== EXERCISE INPUTS ==
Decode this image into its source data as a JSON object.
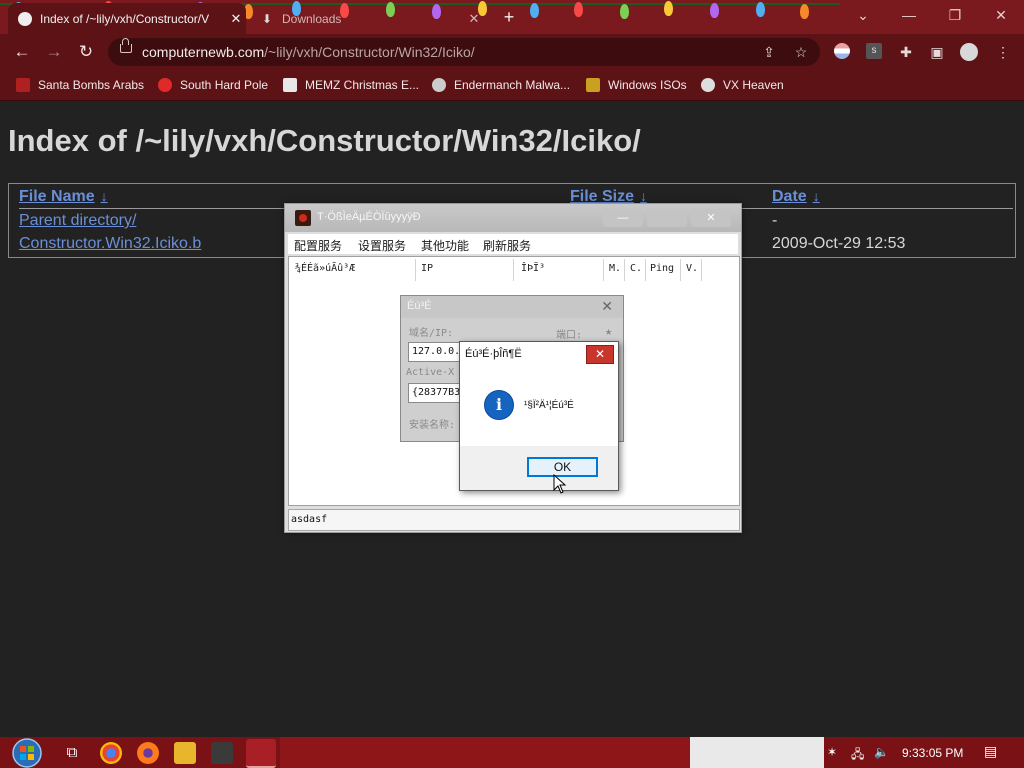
{
  "browser": {
    "tabs": [
      {
        "title": "Index of /~lily/vxh/Constructor/V",
        "active": true
      },
      {
        "title": "Downloads",
        "active": false
      }
    ],
    "new_tab": "+",
    "window_controls": {
      "chevron": "⌄",
      "minimize": "—",
      "restore": "❐",
      "close": "✕"
    },
    "nav": {
      "back": "←",
      "forward": "→",
      "reload": "↻"
    },
    "url_host": "computernewb.com",
    "url_path": "/~lily/vxh/Constructor/Win32/Iciko/",
    "bookmarks": [
      {
        "label": "Santa Bombs Arabs",
        "icon": "santa-icon",
        "color": "#b02020"
      },
      {
        "label": "South Hard Pole",
        "icon": "snowflake-icon",
        "color": "#e02a2a"
      },
      {
        "label": "MEMZ Christmas E...",
        "icon": "memz-icon",
        "color": "#e8e8e8"
      },
      {
        "label": "Endermanch Malwa...",
        "icon": "malware-icon",
        "color": "#cccccc"
      },
      {
        "label": "Windows ISOs",
        "icon": "windows-isos-icon",
        "color": "#c9a020"
      },
      {
        "label": "VX Heaven",
        "icon": "vx-heaven-icon",
        "color": "#dddddd"
      }
    ]
  },
  "page": {
    "title": "Index of /~lily/vxh/Constructor/Win32/Iciko/",
    "columns": {
      "name": "File Name",
      "size": "File Size",
      "date": "Date",
      "sort_arrow": "↓"
    },
    "rows": [
      {
        "name": "Parent directory/",
        "size": "",
        "date": "-"
      },
      {
        "name": "Constructor.Win32.Iciko.b",
        "size": "",
        "date": "2009-Oct-29 12:53"
      }
    ]
  },
  "app_window": {
    "title": "T·ÖßÌeÄµÉÒÏûyyyÿÐ",
    "menus": [
      "配置服务",
      "设置服务",
      "其他功能",
      "刷新服务"
    ],
    "columns": [
      "¾ÉÉã»úÃû³Æ",
      "IP",
      "ÎÞÏ³",
      "M.",
      "C.",
      "Ping",
      "V."
    ],
    "status_text": "asdasf"
  },
  "settings_dialog": {
    "title": "Éú³É",
    "close": "✕",
    "domain_label": "域名/IP:",
    "port_label": "端口:",
    "domain_value": "127.0.0.",
    "activex_label": "Active-X",
    "activex_value": "{28377B3",
    "install_label": "安装名称:"
  },
  "message_box": {
    "title": "Éú³É·þÎñ¶Ë",
    "close": "✕",
    "icon": "info-icon",
    "message": "¹§Ï²Ä¹¦Éú³É",
    "ok_label": "OK"
  },
  "taskbar": {
    "clock": "9:33:05 PM"
  },
  "colors": {
    "page_bg": "#222222",
    "link": "#6b8fd6",
    "chrome": "#5d1316",
    "taskbar": "#7a1215"
  }
}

== GIVEN EXERCISE ==
Gather each line of the listing that holds the string "Éú³É".

== RESULT OF THE TASK ==
    "title": "Éú³É",
    "title": "Éú³É·þÎñ¶Ë",
    "message": "¹§Ï²Ä¹¦Éú³É",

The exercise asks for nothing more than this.